> AIM
Can you write out the whole listing exactly?

> DATASET EXTRACT
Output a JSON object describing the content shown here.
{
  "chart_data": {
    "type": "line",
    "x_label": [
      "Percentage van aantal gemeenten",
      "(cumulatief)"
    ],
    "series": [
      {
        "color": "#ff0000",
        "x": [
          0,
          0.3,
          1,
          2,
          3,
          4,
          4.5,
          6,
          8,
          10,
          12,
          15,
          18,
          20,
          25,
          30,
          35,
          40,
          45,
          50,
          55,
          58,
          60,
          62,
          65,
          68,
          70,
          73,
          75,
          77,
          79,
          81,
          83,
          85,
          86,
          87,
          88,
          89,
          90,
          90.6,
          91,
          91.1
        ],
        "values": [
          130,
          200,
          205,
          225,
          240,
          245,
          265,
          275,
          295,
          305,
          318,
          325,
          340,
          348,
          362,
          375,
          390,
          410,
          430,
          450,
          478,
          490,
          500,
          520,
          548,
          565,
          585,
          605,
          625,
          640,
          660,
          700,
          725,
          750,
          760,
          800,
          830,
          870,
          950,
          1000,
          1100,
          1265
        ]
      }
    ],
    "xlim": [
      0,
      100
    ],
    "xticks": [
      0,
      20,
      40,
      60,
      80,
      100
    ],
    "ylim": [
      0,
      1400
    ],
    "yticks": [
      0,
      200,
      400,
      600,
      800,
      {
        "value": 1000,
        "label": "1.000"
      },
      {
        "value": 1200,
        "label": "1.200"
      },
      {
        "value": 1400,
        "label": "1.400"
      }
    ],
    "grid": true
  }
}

> SOLUTION FOR THIS EXERCISE
Output a JSON object describing the content shown here.
{
  "chart_data": {
    "type": "line",
    "x_label": [
      "Percentage van aantal gemeenten",
      "(cumulatief)"
    ],
    "series": [
      {
        "color": "#ff0000",
        "x": [
          0,
          0.3,
          1,
          2,
          3,
          4,
          4.5,
          6,
          8,
          10,
          12,
          15,
          18,
          20,
          25,
          30,
          35,
          40,
          45,
          50,
          55,
          58,
          60,
          62,
          65,
          68,
          70,
          73,
          75,
          77,
          79,
          81,
          83,
          85,
          86,
          87,
          88,
          89,
          90,
          90.6,
          91,
          91.1
        ],
        "values": [
          130,
          200,
          205,
          225,
          240,
          245,
          265,
          275,
          295,
          305,
          318,
          325,
          340,
          348,
          362,
          375,
          390,
          410,
          430,
          450,
          478,
          490,
          500,
          520,
          548,
          565,
          585,
          605,
          625,
          640,
          660,
          700,
          725,
          750,
          760,
          800,
          830,
          870,
          950,
          1000,
          1100,
          1265
        ]
      }
    ],
    "xlim": [
      0,
      100
    ],
    "xticks": [
      0,
      20,
      40,
      60,
      80,
      100
    ],
    "ylim": [
      0,
      1400
    ],
    "yticks": [
      0,
      200,
      400,
      600,
      800,
      {
        "value": 1000,
        "label": "1.000"
      },
      {
        "value": 1200,
        "label": "1.200"
      },
      {
        "value": 1400,
        "label": "1.400"
      }
    ],
    "grid": true
  }
}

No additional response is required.